▶ [INFORMATION SHOWN]:
_ _ _ _ _ _ _
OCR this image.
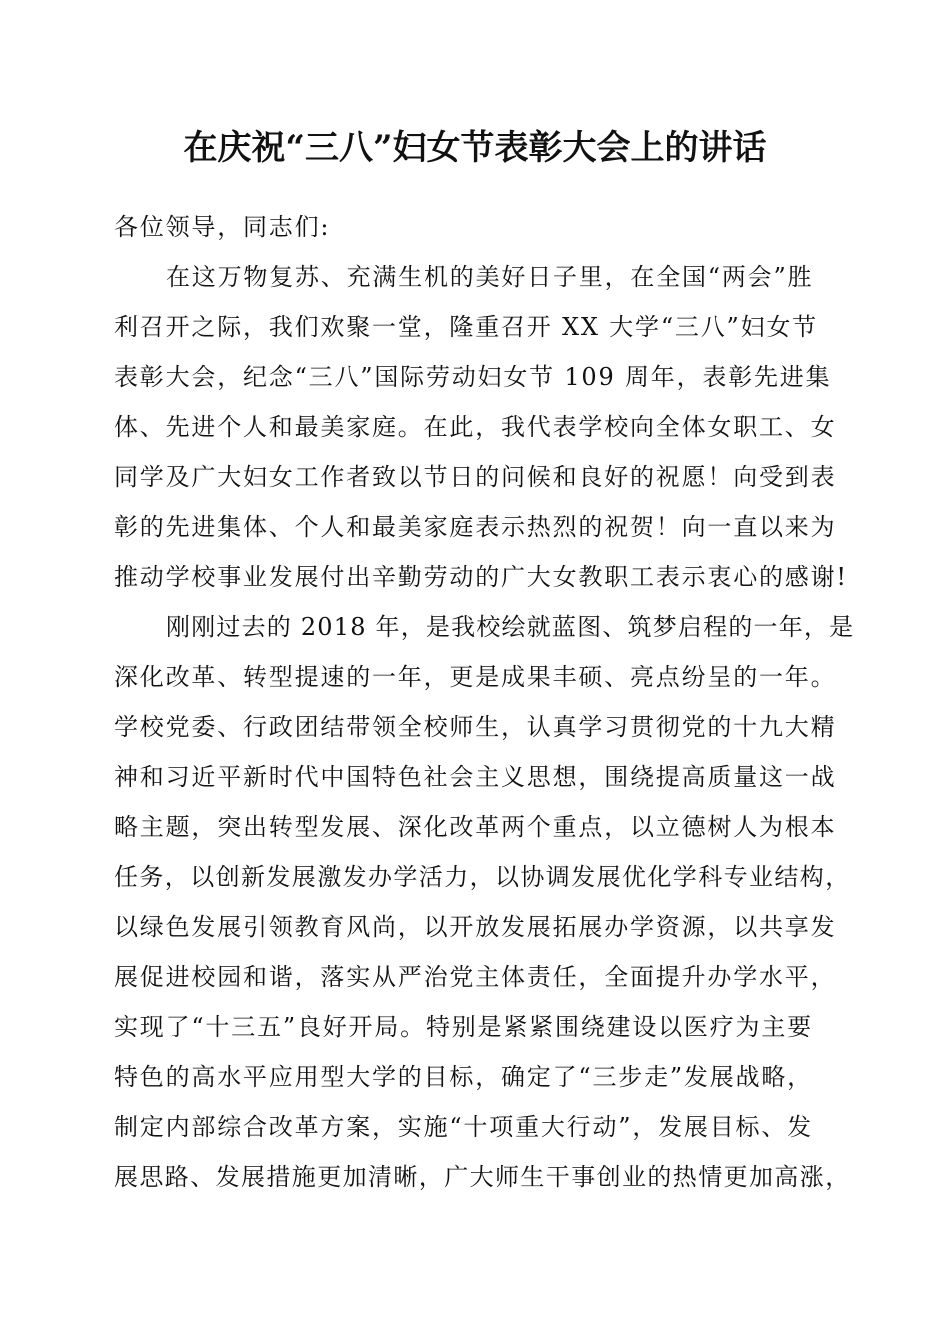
在庆祝“三八”妇女节表彰大会上的讲话
各位领导，同志们:
在这万物复苏、充满生机的美好日子里，在全国“两会”胜
利召开之际，我们欢聚一堂，隆重召开 XX 大学“三八”妇女节
表彰大会，纪念“三八”国际劳动妇女节 109 周年，表彰先进集
体、先进个人和最美家庭。在此，我代表学校向全体女职工、女
同学及广大妇女工作者致以节日的问候和良好的祝愿！向受到表
彰的先进集体、个人和最美家庭表示热烈的祝贺！向一直以来为
推动学校事业发展付出辛勤劳动的广大女教职工表示衷心的感谢!
刚刚过去的 2018 年，是我校绘就蓝图、筑梦启程的一年，是
深化改革、转型提速的一年，更是成果丰硕、亮点纷呈的一年。
学校党委、行政团结带领全校师生，认真学习贯彻党的十九大精
神和习近平新时代中国特色社会主义思想，围绕提高质量这一战
略主题，突出转型发展、深化改革两个重点，以立德树人为根本
任务，以创新发展激发办学活力，以协调发展优化学科专业结构，
以绿色发展引领教育风尚，以开放发展拓展办学资源，以共享发
展促进校园和谐，落实从严治党主体责任，全面提升办学水平，
实现了“十三五”良好开局。特别是紧紧围绕建设以医疗为主要
特色的高水平应用型大学的目标，确定了“三步走”发展战略，
制定内部综合改革方案，实施“十项重大行动”，发展目标、发
展思路、发展措施更加清晰，广大师生干事创业的热情更加高涨，
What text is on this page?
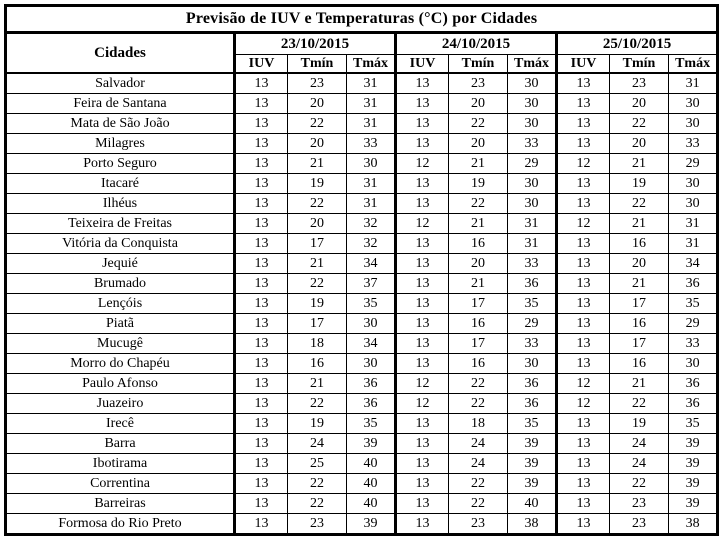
Previsão de IUV e Temperaturas (°C) por Cidades									
Cidades	23/10/2015			24/10/2015			25/10/2015		
	IUV	Tmín	Tmáx	IUV	Tmín	Tmáx	IUV	Tmín	Tmáx
Salvador	13	23	31	13	23	30	13	23	31
Feira de Santana	13	20	31	13	20	30	13	20	30
Mata de São João	13	22	31	13	22	30	13	22	30
Milagres	13	20	33	13	20	33	13	20	33
Porto Seguro	13	21	30	12	21	29	12	21	29
Itacaré	13	19	31	13	19	30	13	19	30
Ilhéus	13	22	31	13	22	30	13	22	30
Teixeira de Freitas	13	20	32	12	21	31	12	21	31
Vitória da Conquista	13	17	32	13	16	31	13	16	31
Jequié	13	21	34	13	20	33	13	20	34
Brumado	13	22	37	13	21	36	13	21	36
Lençóis	13	19	35	13	17	35	13	17	35
Piatã	13	17	30	13	16	29	13	16	29
Mucugê	13	18	34	13	17	33	13	17	33
Morro do Chapéu	13	16	30	13	16	30	13	16	30
Paulo Afonso	13	21	36	12	22	36	12	21	36
Juazeiro	13	22	36	12	22	36	12	22	36
Irecê	13	19	35	13	18	35	13	19	35
Barra	13	24	39	13	24	39	13	24	39
Ibotirama	13	25	40	13	24	39	13	24	39
Correntina	13	22	40	13	22	39	13	22	39
Barreiras	13	22	40	13	22	40	13	23	39
Formosa do Rio Preto	13	23	39	13	23	38	13	23	38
_ _ _ _ _ _ _
▶ [EXERCISE INSTRUCTIONS]:
Determine the number of lines in these entries that contain the word "this", and write only that number.

▶ [FINAL RESULT]:
2